### INPUT MATERIAL
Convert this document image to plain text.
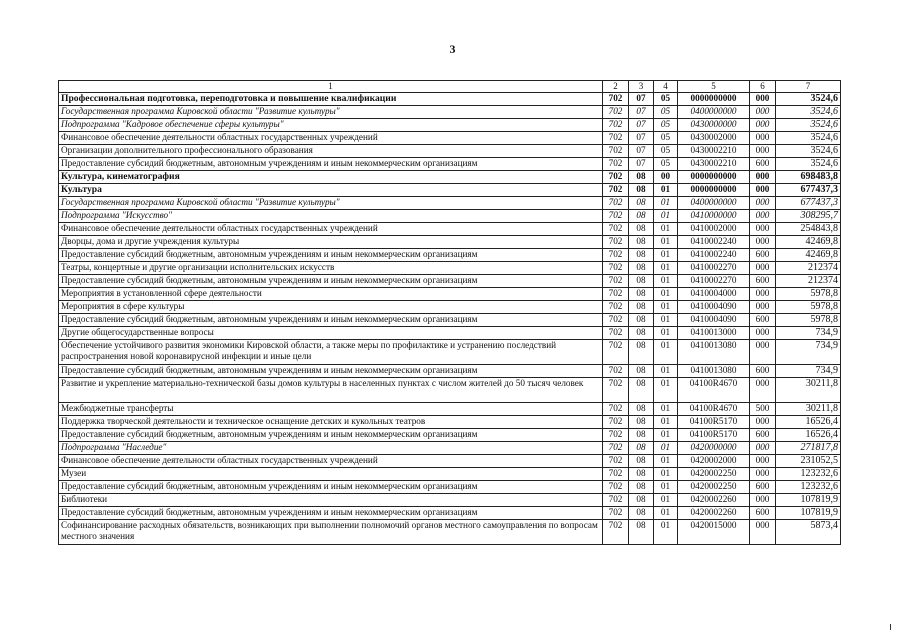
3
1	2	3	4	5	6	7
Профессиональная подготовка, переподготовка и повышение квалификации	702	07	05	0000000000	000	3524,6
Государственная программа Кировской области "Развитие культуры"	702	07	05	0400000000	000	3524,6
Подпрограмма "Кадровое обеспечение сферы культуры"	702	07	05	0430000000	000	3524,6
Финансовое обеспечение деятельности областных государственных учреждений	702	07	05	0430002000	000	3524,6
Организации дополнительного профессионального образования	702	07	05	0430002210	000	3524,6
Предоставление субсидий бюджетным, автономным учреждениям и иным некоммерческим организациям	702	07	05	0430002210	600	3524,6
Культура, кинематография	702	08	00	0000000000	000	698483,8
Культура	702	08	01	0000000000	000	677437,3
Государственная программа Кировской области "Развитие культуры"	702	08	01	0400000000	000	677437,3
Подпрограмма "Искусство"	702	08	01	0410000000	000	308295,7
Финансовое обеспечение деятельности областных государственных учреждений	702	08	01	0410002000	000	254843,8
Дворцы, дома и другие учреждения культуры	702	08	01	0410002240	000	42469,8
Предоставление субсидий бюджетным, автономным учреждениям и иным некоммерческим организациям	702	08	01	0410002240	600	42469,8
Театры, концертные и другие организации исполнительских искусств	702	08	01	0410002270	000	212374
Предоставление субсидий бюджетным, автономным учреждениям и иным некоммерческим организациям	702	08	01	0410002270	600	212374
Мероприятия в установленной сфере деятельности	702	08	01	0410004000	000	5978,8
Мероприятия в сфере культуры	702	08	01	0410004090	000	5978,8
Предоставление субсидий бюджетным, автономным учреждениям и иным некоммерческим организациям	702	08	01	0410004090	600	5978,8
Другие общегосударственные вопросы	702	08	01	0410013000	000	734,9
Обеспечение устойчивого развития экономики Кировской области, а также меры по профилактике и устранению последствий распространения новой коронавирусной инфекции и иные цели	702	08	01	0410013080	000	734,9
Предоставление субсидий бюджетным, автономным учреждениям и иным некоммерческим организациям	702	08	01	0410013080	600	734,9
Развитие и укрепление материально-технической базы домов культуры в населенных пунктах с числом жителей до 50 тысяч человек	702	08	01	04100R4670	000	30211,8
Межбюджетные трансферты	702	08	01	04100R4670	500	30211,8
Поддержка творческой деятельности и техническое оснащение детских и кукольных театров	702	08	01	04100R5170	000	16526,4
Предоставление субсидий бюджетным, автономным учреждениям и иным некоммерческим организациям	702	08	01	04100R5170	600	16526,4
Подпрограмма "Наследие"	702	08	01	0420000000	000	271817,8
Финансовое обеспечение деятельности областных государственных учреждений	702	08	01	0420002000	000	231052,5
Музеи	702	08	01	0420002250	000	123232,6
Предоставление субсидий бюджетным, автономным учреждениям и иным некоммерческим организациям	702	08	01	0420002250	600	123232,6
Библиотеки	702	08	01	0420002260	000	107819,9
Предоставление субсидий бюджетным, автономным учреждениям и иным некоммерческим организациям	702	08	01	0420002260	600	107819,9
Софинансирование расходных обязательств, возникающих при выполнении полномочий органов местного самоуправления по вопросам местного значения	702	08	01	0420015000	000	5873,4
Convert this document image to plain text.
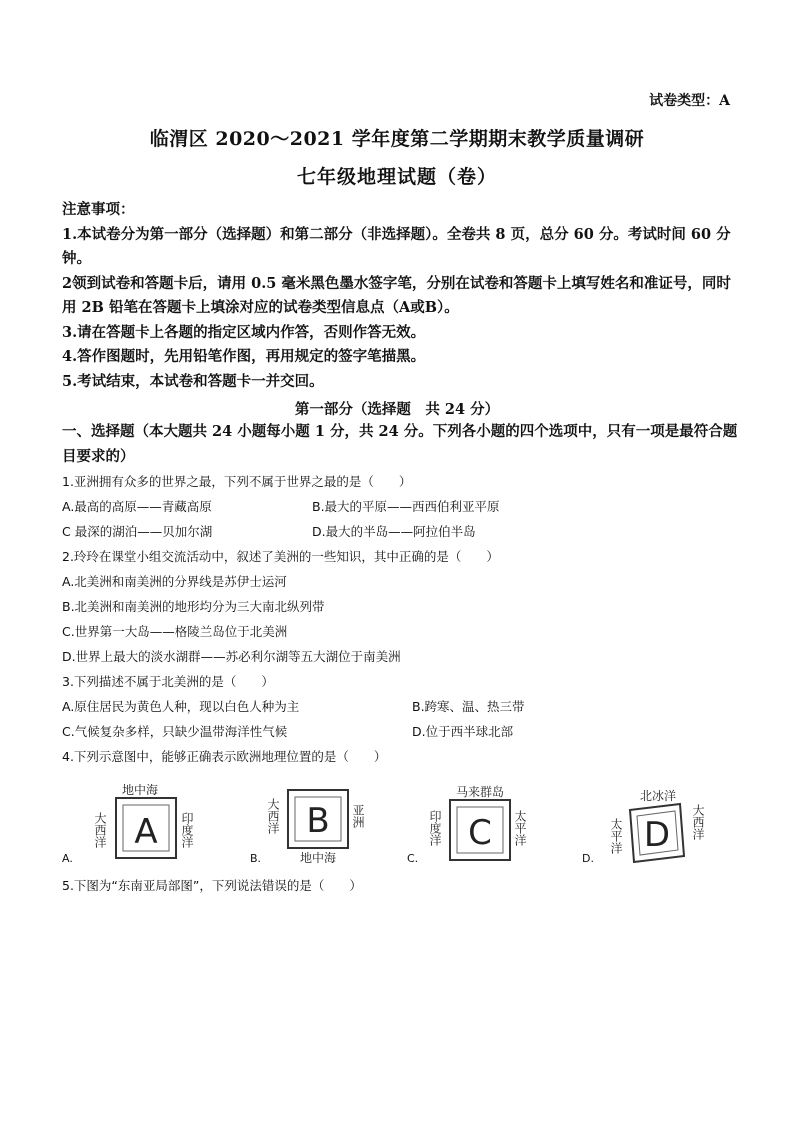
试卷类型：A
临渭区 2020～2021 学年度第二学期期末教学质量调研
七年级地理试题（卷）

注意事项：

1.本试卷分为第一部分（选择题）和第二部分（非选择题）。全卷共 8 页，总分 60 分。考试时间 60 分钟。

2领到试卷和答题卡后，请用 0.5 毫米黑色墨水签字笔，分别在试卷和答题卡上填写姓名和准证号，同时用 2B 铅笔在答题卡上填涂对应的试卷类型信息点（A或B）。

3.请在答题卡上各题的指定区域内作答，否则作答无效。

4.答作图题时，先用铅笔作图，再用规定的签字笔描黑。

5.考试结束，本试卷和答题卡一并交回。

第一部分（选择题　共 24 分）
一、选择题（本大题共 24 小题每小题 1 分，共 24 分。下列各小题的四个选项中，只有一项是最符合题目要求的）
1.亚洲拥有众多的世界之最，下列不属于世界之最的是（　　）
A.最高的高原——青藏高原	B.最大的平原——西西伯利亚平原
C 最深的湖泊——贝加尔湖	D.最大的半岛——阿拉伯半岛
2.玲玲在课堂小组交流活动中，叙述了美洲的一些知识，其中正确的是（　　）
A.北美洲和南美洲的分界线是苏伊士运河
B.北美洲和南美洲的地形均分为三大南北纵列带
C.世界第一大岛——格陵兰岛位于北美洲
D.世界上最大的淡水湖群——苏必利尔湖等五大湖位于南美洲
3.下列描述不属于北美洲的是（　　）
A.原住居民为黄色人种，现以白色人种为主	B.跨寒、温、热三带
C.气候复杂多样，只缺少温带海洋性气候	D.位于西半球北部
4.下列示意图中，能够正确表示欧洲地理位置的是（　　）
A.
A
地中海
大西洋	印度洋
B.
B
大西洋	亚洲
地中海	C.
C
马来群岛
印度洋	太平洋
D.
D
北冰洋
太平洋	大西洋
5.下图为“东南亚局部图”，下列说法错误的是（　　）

### TASK PROMPT
Skip the pictures and transcribe the rest of the records exactly.

### ANSWER TO THE PROBLEM
Convert this document image to plain text.
3
1	2	3	4	5	6	7
Профессиональная подготовка, переподготовка и повышение квалификации	702	07	05	0000000000	000	3524,6
Государственная программа Кировской области "Развитие культуры"	702	07	05	0400000000	000	3524,6
Подпрограмма "Кадровое обеспечение сферы культуры"	702	07	05	0430000000	000	3524,6
Финансовое обеспечение деятельности областных государственных учреждений	702	07	05	0430002000	000	3524,6
Организации дополнительного профессионального образования	702	07	05	0430002210	000	3524,6
Предоставление субсидий бюджетным, автономным учреждениям и иным некоммерческим организациям	702	07	05	0430002210	600	3524,6
Культура, кинематография	702	08	00	0000000000	000	698483,8
Культура	702	08	01	0000000000	000	677437,3
Государственная программа Кировской области "Развитие культуры"	702	08	01	0400000000	000	677437,3
Подпрограмма "Искусство"	702	08	01	0410000000	000	308295,7
Финансовое обеспечение деятельности областных государственных учреждений	702	08	01	0410002000	000	254843,8
Дворцы, дома и другие учреждения культуры	702	08	01	0410002240	000	42469,8
Предоставление субсидий бюджетным, автономным учреждениям и иным некоммерческим организациям	702	08	01	0410002240	600	42469,8
Театры, концертные и другие организации исполнительских искусств	702	08	01	0410002270	000	212374
Предоставление субсидий бюджетным, автономным учреждениям и иным некоммерческим организациям	702	08	01	0410002270	600	212374
Мероприятия в установленной сфере деятельности	702	08	01	0410004000	000	5978,8
Мероприятия в сфере культуры	702	08	01	0410004090	000	5978,8
Предоставление субсидий бюджетным, автономным учреждениям и иным некоммерческим организациям	702	08	01	0410004090	600	5978,8
Другие общегосударственные вопросы	702	08	01	0410013000	000	734,9
Обеспечение устойчивого развития экономики Кировской области, а также меры по профилактике и устранению последствий распространения новой коронавирусной инфекции и иные цели	702	08	01	0410013080	000	734,9
Предоставление субсидий бюджетным, автономным учреждениям и иным некоммерческим организациям	702	08	01	0410013080	600	734,9
Развитие и укрепление материально-технической базы домов культуры в населенных пунктах с числом жителей до 50 тысяч человек	702	08	01	04100R4670	000	30211,8
Межбюджетные трансферты	702	08	01	04100R4670	500	30211,8
Поддержка творческой деятельности и техническое оснащение детских и кукольных театров	702	08	01	04100R5170	000	16526,4
Предоставление субсидий бюджетным, автономным учреждениям и иным некоммерческим организациям	702	08	01	04100R5170	600	16526,4
Подпрограмма "Наследие"	702	08	01	0420000000	000	271817,8
Финансовое обеспечение деятельности областных государственных учреждений	702	08	01	0420002000	000	231052,5
Музеи	702	08	01	0420002250	000	123232,6
Предоставление субсидий бюджетным, автономным учреждениям и иным некоммерческим организациям	702	08	01	0420002250	600	123232,6
Библиотеки	702	08	01	0420002260	000	107819,9
Предоставление субсидий бюджетным, автономным учреждениям и иным некоммерческим организациям	702	08	01	0420002260	600	107819,9
Софинансирование расходных обязательств, возникающих при выполнении полномочий органов местного самоуправления по вопросам местного значения	702	08	01	0420015000	000	5873,4
Convert this document image to plain text.
试卷类型：A
临渭区 2020～2021 学年度第二学期期末教学质量调研
七年级地理试题（卷）

注意事项：

1.本试卷分为第一部分（选择题）和第二部分（非选择题）。全卷共 8 页，总分 60 分。考试时间 60 分钟。

2领到试卷和答题卡后，请用 0.5 毫米黑色墨水签字笔，分别在试卷和答题卡上填写姓名和准证号，同时用 2B 铅笔在答题卡上填涂对应的试卷类型信息点（A或B）。

3.请在答题卡上各题的指定区域内作答，否则作答无效。

4.答作图题时，先用铅笔作图，再用规定的签字笔描黑。

5.考试结束，本试卷和答题卡一并交回。

第一部分（选择题　共 24 分）
一、选择题（本大题共 24 小题每小题 1 分，共 24 分。下列各小题的四个选项中，只有一项是最符合题目要求的）
1.亚洲拥有众多的世界之最，下列不属于世界之最的是（　　）
A.最高的高原——青藏高原	B.最大的平原——西西伯利亚平原
C 最深的湖泊——贝加尔湖	D.最大的半岛——阿拉伯半岛
2.玲玲在课堂小组交流活动中，叙述了美洲的一些知识，其中正确的是（　　）
A.北美洲和南美洲的分界线是苏伊士运河
B.北美洲和南美洲的地形均分为三大南北纵列带
C.世界第一大岛——格陵兰岛位于北美洲
D.世界上最大的淡水湖群——苏必利尔湖等五大湖位于南美洲
3.下列描述不属于北美洲的是（　　）
A.原住居民为黄色人种，现以白色人种为主	B.跨寒、温、热三带
C.气候复杂多样，只缺少温带海洋性气候	D.位于西半球北部
4.下列示意图中，能够正确表示欧洲地理位置的是（　　）
A.
A
地中海
大西洋	印度洋
B.
B
大西洋	亚洲
地中海	C.
C
马来群岛
印度洋	太平洋
D.
D
北冰洋
太平洋	大西洋
5.下图为“东南亚局部图”，下列说法错误的是（　　）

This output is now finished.